───── Task input ─────
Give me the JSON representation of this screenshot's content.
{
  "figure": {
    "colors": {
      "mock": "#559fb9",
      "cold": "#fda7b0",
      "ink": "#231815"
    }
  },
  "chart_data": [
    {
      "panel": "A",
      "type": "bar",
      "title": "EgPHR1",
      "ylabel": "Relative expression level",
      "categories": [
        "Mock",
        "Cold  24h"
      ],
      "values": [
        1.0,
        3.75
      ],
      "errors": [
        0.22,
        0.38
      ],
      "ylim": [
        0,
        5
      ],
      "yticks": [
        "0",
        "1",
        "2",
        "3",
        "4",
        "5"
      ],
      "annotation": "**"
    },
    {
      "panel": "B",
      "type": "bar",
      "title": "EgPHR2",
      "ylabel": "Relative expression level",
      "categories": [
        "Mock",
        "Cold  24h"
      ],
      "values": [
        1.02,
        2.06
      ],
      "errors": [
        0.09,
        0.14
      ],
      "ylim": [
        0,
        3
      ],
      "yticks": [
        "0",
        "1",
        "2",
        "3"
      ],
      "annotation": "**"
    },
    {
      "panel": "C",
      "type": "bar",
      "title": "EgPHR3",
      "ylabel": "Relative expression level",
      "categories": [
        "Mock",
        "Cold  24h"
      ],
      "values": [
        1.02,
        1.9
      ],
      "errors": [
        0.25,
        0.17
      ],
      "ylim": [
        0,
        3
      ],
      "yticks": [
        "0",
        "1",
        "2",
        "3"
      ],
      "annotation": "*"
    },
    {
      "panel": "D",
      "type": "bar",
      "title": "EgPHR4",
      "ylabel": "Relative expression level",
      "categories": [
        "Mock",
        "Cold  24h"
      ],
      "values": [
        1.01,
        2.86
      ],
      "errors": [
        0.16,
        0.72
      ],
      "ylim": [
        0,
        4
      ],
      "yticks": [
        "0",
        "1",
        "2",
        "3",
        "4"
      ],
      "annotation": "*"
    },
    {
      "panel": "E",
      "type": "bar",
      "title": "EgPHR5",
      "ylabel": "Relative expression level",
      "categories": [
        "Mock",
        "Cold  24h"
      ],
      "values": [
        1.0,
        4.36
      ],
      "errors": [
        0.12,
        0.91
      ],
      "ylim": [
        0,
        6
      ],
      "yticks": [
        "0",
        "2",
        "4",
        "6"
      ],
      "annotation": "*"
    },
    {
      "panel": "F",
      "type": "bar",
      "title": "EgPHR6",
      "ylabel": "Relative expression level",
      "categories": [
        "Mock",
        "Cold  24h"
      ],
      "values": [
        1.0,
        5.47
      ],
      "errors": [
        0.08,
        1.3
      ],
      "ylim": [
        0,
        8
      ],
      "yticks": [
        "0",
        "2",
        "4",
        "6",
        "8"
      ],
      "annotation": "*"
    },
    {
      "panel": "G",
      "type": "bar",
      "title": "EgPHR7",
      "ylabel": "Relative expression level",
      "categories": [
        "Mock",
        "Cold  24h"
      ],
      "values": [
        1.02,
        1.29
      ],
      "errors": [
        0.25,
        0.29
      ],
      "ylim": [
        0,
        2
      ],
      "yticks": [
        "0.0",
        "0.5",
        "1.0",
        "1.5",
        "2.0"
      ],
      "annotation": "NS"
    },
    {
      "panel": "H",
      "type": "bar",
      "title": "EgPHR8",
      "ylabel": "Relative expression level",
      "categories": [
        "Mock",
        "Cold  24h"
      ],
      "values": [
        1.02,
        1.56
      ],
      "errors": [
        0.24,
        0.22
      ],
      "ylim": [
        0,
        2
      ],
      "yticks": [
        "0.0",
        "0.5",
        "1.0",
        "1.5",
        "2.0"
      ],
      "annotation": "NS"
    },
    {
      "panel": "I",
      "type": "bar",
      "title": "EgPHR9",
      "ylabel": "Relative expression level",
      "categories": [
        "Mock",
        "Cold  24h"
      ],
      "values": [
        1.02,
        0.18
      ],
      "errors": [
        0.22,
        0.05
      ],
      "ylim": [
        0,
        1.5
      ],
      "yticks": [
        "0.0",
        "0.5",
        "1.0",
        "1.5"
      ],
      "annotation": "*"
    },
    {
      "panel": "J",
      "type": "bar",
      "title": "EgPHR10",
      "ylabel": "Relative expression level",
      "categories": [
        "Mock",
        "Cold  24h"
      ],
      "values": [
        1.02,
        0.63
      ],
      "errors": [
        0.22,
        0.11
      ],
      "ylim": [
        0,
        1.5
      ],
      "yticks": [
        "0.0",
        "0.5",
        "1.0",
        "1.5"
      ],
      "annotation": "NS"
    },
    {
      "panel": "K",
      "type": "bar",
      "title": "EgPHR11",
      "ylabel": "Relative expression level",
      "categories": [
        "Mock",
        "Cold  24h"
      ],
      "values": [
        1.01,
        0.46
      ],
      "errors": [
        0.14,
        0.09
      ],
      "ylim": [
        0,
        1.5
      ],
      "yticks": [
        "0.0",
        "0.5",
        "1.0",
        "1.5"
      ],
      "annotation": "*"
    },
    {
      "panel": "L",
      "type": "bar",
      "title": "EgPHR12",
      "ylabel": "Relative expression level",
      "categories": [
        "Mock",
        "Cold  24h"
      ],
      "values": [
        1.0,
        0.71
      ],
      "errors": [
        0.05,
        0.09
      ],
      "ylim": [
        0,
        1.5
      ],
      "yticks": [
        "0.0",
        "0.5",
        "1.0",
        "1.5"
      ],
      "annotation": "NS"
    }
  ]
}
─────
▶ **Your task**
Copy out the data shown above without altering anything.

▶ **Result below**
Give me the JSON representation of this screenshot's content.
{
  "figure": {
    "colors": {
      "mock": "#559fb9",
      "cold": "#fda7b0",
      "ink": "#231815"
    }
  },
  "chart_data": [
    {
      "panel": "A",
      "type": "bar",
      "title": "EgPHR1",
      "ylabel": "Relative expression level",
      "categories": [
        "Mock",
        "Cold  24h"
      ],
      "values": [
        1.0,
        3.75
      ],
      "errors": [
        0.22,
        0.38
      ],
      "ylim": [
        0,
        5
      ],
      "yticks": [
        "0",
        "1",
        "2",
        "3",
        "4",
        "5"
      ],
      "annotation": "**"
    },
    {
      "panel": "B",
      "type": "bar",
      "title": "EgPHR2",
      "ylabel": "Relative expression level",
      "categories": [
        "Mock",
        "Cold  24h"
      ],
      "values": [
        1.02,
        2.06
      ],
      "errors": [
        0.09,
        0.14
      ],
      "ylim": [
        0,
        3
      ],
      "yticks": [
        "0",
        "1",
        "2",
        "3"
      ],
      "annotation": "**"
    },
    {
      "panel": "C",
      "type": "bar",
      "title": "EgPHR3",
      "ylabel": "Relative expression level",
      "categories": [
        "Mock",
        "Cold  24h"
      ],
      "values": [
        1.02,
        1.9
      ],
      "errors": [
        0.25,
        0.17
      ],
      "ylim": [
        0,
        3
      ],
      "yticks": [
        "0",
        "1",
        "2",
        "3"
      ],
      "annotation": "*"
    },
    {
      "panel": "D",
      "type": "bar",
      "title": "EgPHR4",
      "ylabel": "Relative expression level",
      "categories": [
        "Mock",
        "Cold  24h"
      ],
      "values": [
        1.01,
        2.86
      ],
      "errors": [
        0.16,
        0.72
      ],
      "ylim": [
        0,
        4
      ],
      "yticks": [
        "0",
        "1",
        "2",
        "3",
        "4"
      ],
      "annotation": "*"
    },
    {
      "panel": "E",
      "type": "bar",
      "title": "EgPHR5",
      "ylabel": "Relative expression level",
      "categories": [
        "Mock",
        "Cold  24h"
      ],
      "values": [
        1.0,
        4.36
      ],
      "errors": [
        0.12,
        0.91
      ],
      "ylim": [
        0,
        6
      ],
      "yticks": [
        "0",
        "2",
        "4",
        "6"
      ],
      "annotation": "*"
    },
    {
      "panel": "F",
      "type": "bar",
      "title": "EgPHR6",
      "ylabel": "Relative expression level",
      "categories": [
        "Mock",
        "Cold  24h"
      ],
      "values": [
        1.0,
        5.47
      ],
      "errors": [
        0.08,
        1.3
      ],
      "ylim": [
        0,
        8
      ],
      "yticks": [
        "0",
        "2",
        "4",
        "6",
        "8"
      ],
      "annotation": "*"
    },
    {
      "panel": "G",
      "type": "bar",
      "title": "EgPHR7",
      "ylabel": "Relative expression level",
      "categories": [
        "Mock",
        "Cold  24h"
      ],
      "values": [
        1.02,
        1.29
      ],
      "errors": [
        0.25,
        0.29
      ],
      "ylim": [
        0,
        2
      ],
      "yticks": [
        "0.0",
        "0.5",
        "1.0",
        "1.5",
        "2.0"
      ],
      "annotation": "NS"
    },
    {
      "panel": "H",
      "type": "bar",
      "title": "EgPHR8",
      "ylabel": "Relative expression level",
      "categories": [
        "Mock",
        "Cold  24h"
      ],
      "values": [
        1.02,
        1.56
      ],
      "errors": [
        0.24,
        0.22
      ],
      "ylim": [
        0,
        2
      ],
      "yticks": [
        "0.0",
        "0.5",
        "1.0",
        "1.5",
        "2.0"
      ],
      "annotation": "NS"
    },
    {
      "panel": "I",
      "type": "bar",
      "title": "EgPHR9",
      "ylabel": "Relative expression level",
      "categories": [
        "Mock",
        "Cold  24h"
      ],
      "values": [
        1.02,
        0.18
      ],
      "errors": [
        0.22,
        0.05
      ],
      "ylim": [
        0,
        1.5
      ],
      "yticks": [
        "0.0",
        "0.5",
        "1.0",
        "1.5"
      ],
      "annotation": "*"
    },
    {
      "panel": "J",
      "type": "bar",
      "title": "EgPHR10",
      "ylabel": "Relative expression level",
      "categories": [
        "Mock",
        "Cold  24h"
      ],
      "values": [
        1.02,
        0.63
      ],
      "errors": [
        0.22,
        0.11
      ],
      "ylim": [
        0,
        1.5
      ],
      "yticks": [
        "0.0",
        "0.5",
        "1.0",
        "1.5"
      ],
      "annotation": "NS"
    },
    {
      "panel": "K",
      "type": "bar",
      "title": "EgPHR11",
      "ylabel": "Relative expression level",
      "categories": [
        "Mock",
        "Cold  24h"
      ],
      "values": [
        1.01,
        0.46
      ],
      "errors": [
        0.14,
        0.09
      ],
      "ylim": [
        0,
        1.5
      ],
      "yticks": [
        "0.0",
        "0.5",
        "1.0",
        "1.5"
      ],
      "annotation": "*"
    },
    {
      "panel": "L",
      "type": "bar",
      "title": "EgPHR12",
      "ylabel": "Relative expression level",
      "categories": [
        "Mock",
        "Cold  24h"
      ],
      "values": [
        1.0,
        0.71
      ],
      "errors": [
        0.05,
        0.09
      ],
      "ylim": [
        0,
        1.5
      ],
      "yticks": [
        "0.0",
        "0.5",
        "1.0",
        "1.5"
      ],
      "annotation": "NS"
    }
  ]
}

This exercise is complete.